DATA RECORDS:
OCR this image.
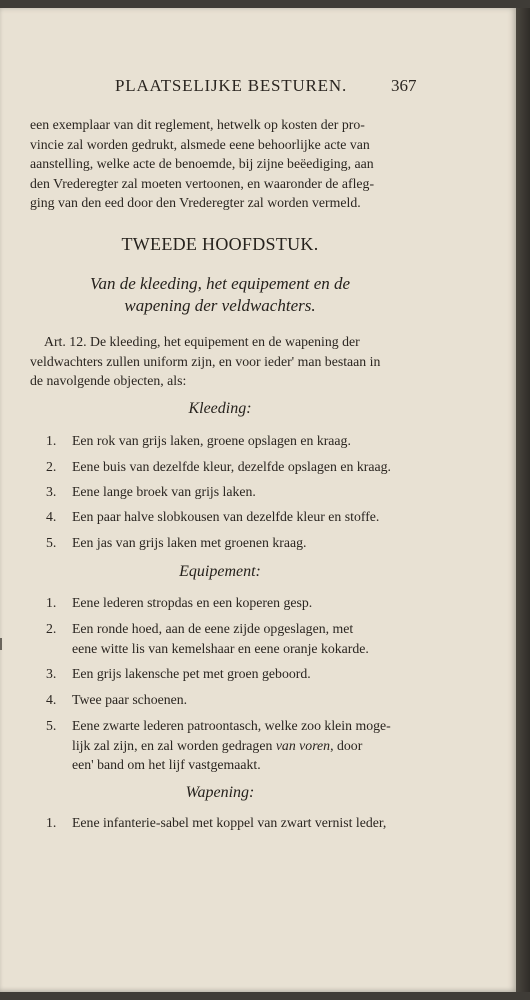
PLAATSELIJKE BESTUREN.	367
een exemplaar van dit reglement, hetwelk op kosten der pro-
vincie zal worden gedrukt, alsmede eene behoorlijke acte van
aanstelling, welke acte de benoemde, bij zijne beëediging, aan
den Vrederegter zal moeten vertoonen, en waaronder de afleg-
ging van den eed door den Vrederegter zal worden vermeld.
TWEEDE HOOFDSTUK.
Van de kleeding, het equipement en de
wapening der veldwachters.
Art. 12. De kleeding, het equipement en de wapening der
veldwachters zullen uniform zijn, en voor ieder' man bestaan in
de navolgende objecten, als:
Kleeding:
1. Een rok van grijs laken, groene opslagen en kraag.
2. Eene buis van dezelfde kleur, dezelfde opslagen en kraag.
3. Eene lange broek van grijs laken.
4. Een paar halve slobkousen van dezelfde kleur en stoffe.
5. Een jas van grijs laken met groenen kraag.
Equipement:
1. Eene lederen stropdas en een koperen gesp.
2. Een ronde hoed, aan de eene zijde opgeslagen, met
eene witte lis van kemelshaar en eene oranje kokarde.
3. Een grijs lakensche pet met groen geboord.
4. Twee paar schoenen.
5. Eene zwarte lederen patroontasch, welke zoo klein moge-
lijk zal zijn, en zal worden gedragen van voren, door
een' band om het lijf vastgemaakt.
Wapening:
1. Eene infanterie-sabel met koppel van zwart vernist leder,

WHAT YOU HAVE TO DO: Check each line of these records for the string "lederen" and state only how many lines have it.

OUTPUT OF THE TASK: 2